--- SOURCE EXCERPT ---
Want help building a retirement plan for the future? Talk to a financial advisor today.

What are Multi-Asset Income Portfolios?

Multi-asset income portfolios combine a variety of assets with the goal of generating steady cash flows. They typically hold a range of bonds, including government, investment grade corporate and high yield issues. They may also include dividend-paying stocks, real estate investment trusts (REITs), master limited partnerships (MLPs), and alternative income generators such as private equity and infrastructure securities.

Diversification from multiple sources of income is the hallmark of multi-asset strategies. This aims to deliver higher returns for investors while controlling the risk of overexposure to any asset class or market sector. Portfolios combine riskier, higher yielding securities with lower risk securities to balance the pursuit of return and risk management.
--- DATA FOR THE TASK ---
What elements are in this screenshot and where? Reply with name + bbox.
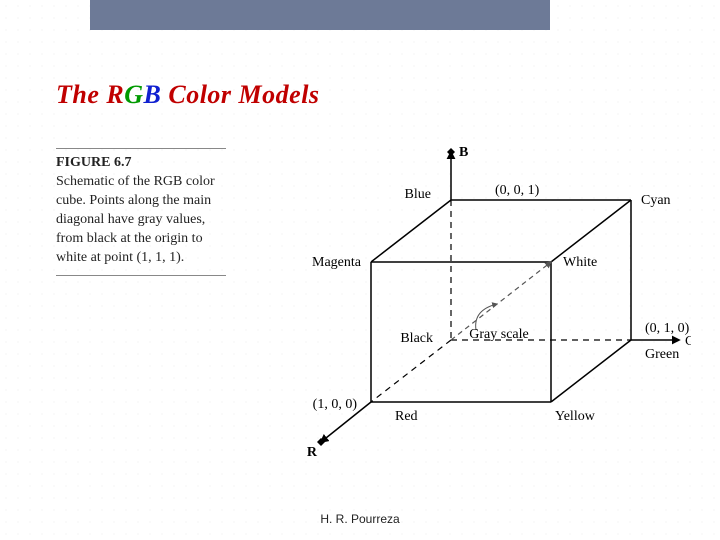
svg-text:R: R [307, 445, 318, 460]
svg-text:Black: Black [400, 331, 433, 346]
figure-label: FIGURE 6.7 [56, 155, 226, 171]
title-letter-g: G [124, 80, 143, 109]
title-letter-r: R [106, 80, 124, 109]
figure-caption: FIGURE 6.7 Schematic of the RGB color cu… [56, 148, 226, 276]
svg-text:B: B [459, 145, 468, 160]
figure-text: Schematic of the RGB color cube. Points … [56, 173, 226, 267]
rgb-cube-diagram: B G R Blue (0, 0, 1) Cyan Magenta White Black (0,… [241, 140, 691, 480]
figure-area: FIGURE 6.7 Schematic of the RGB color cu… [56, 140, 686, 480]
title-prefix: The [56, 80, 106, 109]
svg-text:Blue: Blue [405, 187, 431, 202]
svg-text:Gray scale: Gray scale [469, 327, 528, 342]
top-bar [90, 0, 550, 30]
title-letter-b: B [144, 80, 162, 109]
slide-title: The RGB Color Models [56, 80, 320, 110]
svg-text:White: White [563, 255, 597, 270]
title-rest: Color Models [161, 80, 319, 109]
svg-text:Red: Red [395, 409, 418, 424]
svg-text:(0, 1, 0): (0, 1, 0) [645, 321, 690, 336]
svg-text:Yellow: Yellow [555, 409, 596, 424]
svg-text:Cyan: Cyan [641, 193, 671, 208]
svg-text:Green: Green [645, 347, 679, 362]
svg-text:(0, 0, 1): (0, 0, 1) [495, 183, 540, 198]
svg-text:(1, 0, 0): (1, 0, 0) [313, 397, 358, 412]
footer-author: H. R. Pourreza [0, 512, 720, 526]
svg-text:G: G [685, 334, 691, 349]
svg-text:Magenta: Magenta [312, 255, 362, 270]
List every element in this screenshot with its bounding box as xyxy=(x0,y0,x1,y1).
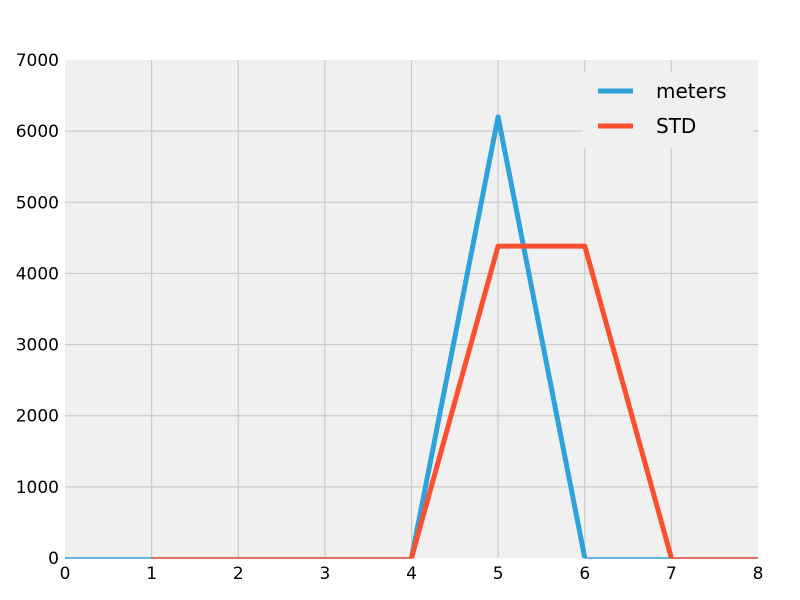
---
**WHAT TO WORK ON:**
[1] Answer these questions from the passage on multi-asset income portfolios:
(a) Which three kinds of bonds do these portfolios typically hold?
(b) What does the passage call the hallmark of multi-asset strategies?
(c) Which two types of securities do the portfolios combine to balance return and risk management?
[2] Locate every line in the rows that contains the word "this", and copy each of those lines.
The passage and the rows have no connection to each other.

**OUTPUTS:**
[1]
(a) Government, investment grade corporate and high yield issues.
(b) Diversification from multiple sources of income.
(c) Riskier, higher yielding securities and lower risk securities.

[2]
What elements are in this screenshot and where? Reply with name + bbox.
List every element in this screenshot with its bounding box as xyxy=(x0,y0,x1,y1).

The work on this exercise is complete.